» **Task instructions**:
**a)** Reproduce word for word the portion of the essay on same-sex marriage and the church from "A recent study" to "you are sinning?".
**b)** Carry on the essay on same-sex marriage and the church, starting after its final sentence.

So lets review up to this point, marriage:

  1. Cures loneliness
  2. Teaches self sacrificing love
  3. provides companionship and intimacy
  4. cures sexual immorality
 This is why if a young man and women get involved with each other and are in a sexual relationship we direct them to marriage.  We always have.

Let's be really clear here, 4 out of 5 of our CHILDREN in the church have sexual relations OUTSIDE of marriage.  This is only slightly less than those outside the church.  (http://religion.blogs.cnn.com/2011/09/27/why-young-christians-arent-waiting-anymore/).  Let's also not pretend that it's a new thing.  I know I did the same thing.  With my wife before I married her.

I married her though and stopped sinning because, as we covered, marriage cures sexual immorality.  Sex inside marriage is a divine blessing.  Sex outside is a curse. 


The question I pose then is if marriage has all these benefits and cures sexual immorality...then why not same sex marriage? 

For the last 100 years or so we might say that it's because it's a perversion of what God intended.  We might say it's because it's banned in the old testament and called a curse in the new testament.  Ultimately we conclude we can't give our blessing on unrepentant sin.  We might be right.

What if we aren't though? 

Does same sex marriage not provide companionship, intimacy, cure loneliness, and teach self sacrificing love?  Are they not capable of doing much good in the world just because even if we are fallen and flawed we are still a reflection of God.  If marriage cures sexual immorality, why wouldn't God allow it for EVERYONE? 

Gay people don't and most can't find the satisfaction that heterosexuals can in a relationship and almost all of them have tried to.  In fact, for most, the need to find that in a relationship overcomes them just as it would for a young widower.

A recent study from the ex-gay organization Exodus international concluded with 

Can we find one logical reason why someone should be denied, in Gods name, the right to follow God because of who they love?

When they go to church and are turned away because of who they love then everyone loses (God, them, and the church). 

How would you feel if a Pastor looked you in the eye and told you that a murder who repents of their sin is welcome in Heaven but you are not because you don't believe you are sinning? 

By the way, sinning, is missing the mark, not bad, not evil, not condemned....just off mark.  That's what it means.  Look, I don't know a LGBT person who would not admit that they wanted to be normal.  To hit that mark.  They just can't...so they want to do the right thing in Gods eyes.

» **Dataset extract**:

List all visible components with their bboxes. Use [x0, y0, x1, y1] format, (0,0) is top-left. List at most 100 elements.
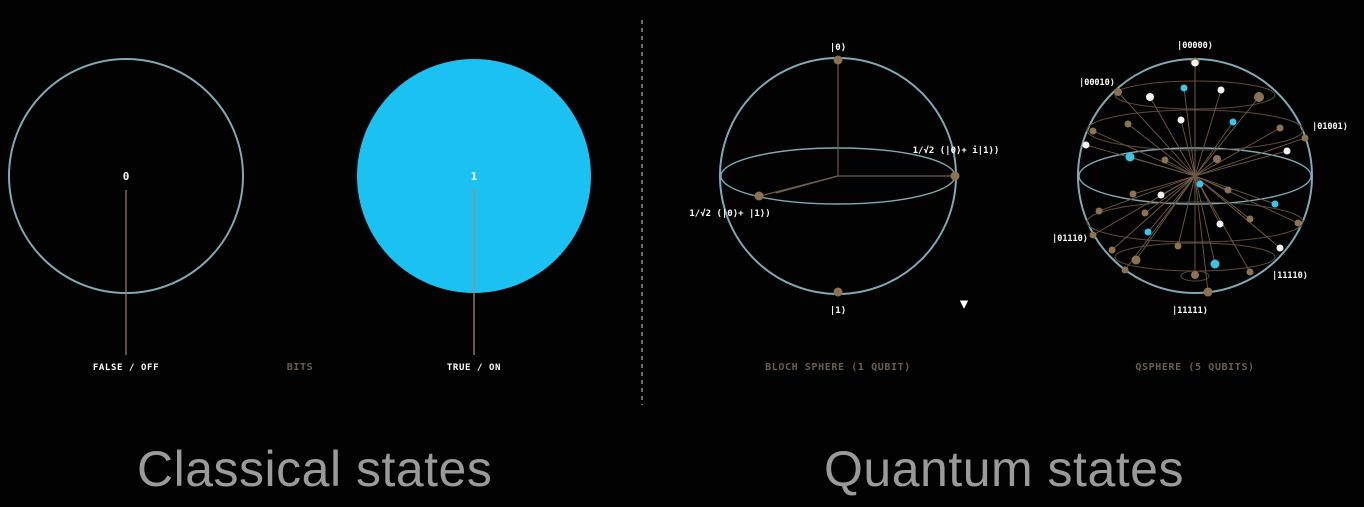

» **Per-task outputs**:
**a)**
A recent study from the ex-gay organization Exodus international concluded with 

Can we find one logical reason why someone should be denied, in Gods name, the right to follow God because of who they love?

When they go to church and are turned away because of who they love then everyone loses (God, them, and the church). 

How would you feel if a Pastor looked you in the eye and told you that a murder who repents of their sin is welcome in Heaven but you are not because you don't believe you are sinning?

**b)**
When I look at the Bible it's clear that the RIGHT thing is marriage.  Every Christian LGBT person should come to the conclusion that their are two right choices:  Be celibate or marry the person who would otherwise bring you to sin if you know you can not be celibate. 

That's the choices for heterosexuals and I am convinced GOD wants it that way for everyone.


The DAMAGE from denying same sex marriage rights is astounding.

The effects on people include death, mental illness, high rates of STDs, drugs, drinking, broken families, loss of faith, etc.

The effect on the church is that people are rejecting it because the generally held belief is that most people see it as unloving and hypocritical.  Our youth more so than our elders.  Worse, churches are splitting and dividing because within church roughly half of the people support same sex marriage because they have seen the issues play out with family and friends.  They think the church is failing God and the people.

Paul says in 1 Timothy 4:
1 The Spirit clearly says that in later times some will abandon the faith and follow deceiving spirits and things taught by demons. 2 Such teachings come through hypocritical liars, whose consciences have been seared as with a hot iron. 3 They forbid people to marry and order them to abstain from certain foods, which God created to be received with thanksgiving by those who believe and who know the truth. 4 For everything God created is good, and nothing is to be rejected if it is received with thanksgiving, 5 because it is consecrated by the word of God and prayer.  6 If you point these things out to the brothers and sisters, you will be a good minister of Christ Jesus, nourished on the truths of the faith and of the good teaching that you have followed. 7 Have nothing to do with godless myths and old wives’ tales; rather, train yourself to be godly. 

Maybe you have heard "Love the sinner, hate the sin" and live by it.  Do you know where it comes from?  Mahatma Gandhi.  It's not Christian. 

Maybe we need to give Gandhi a toss and pick up grace and give it.  We have the authority as the church to look at the evidence, talk to the spirit, and love ABUNDANTLY.

Tuesday, August 30

A dream and a study...

I was given a dream recently that I am supposed to share. I pray that I accurately portray what I saw.

In the dream there were initially two groups of people.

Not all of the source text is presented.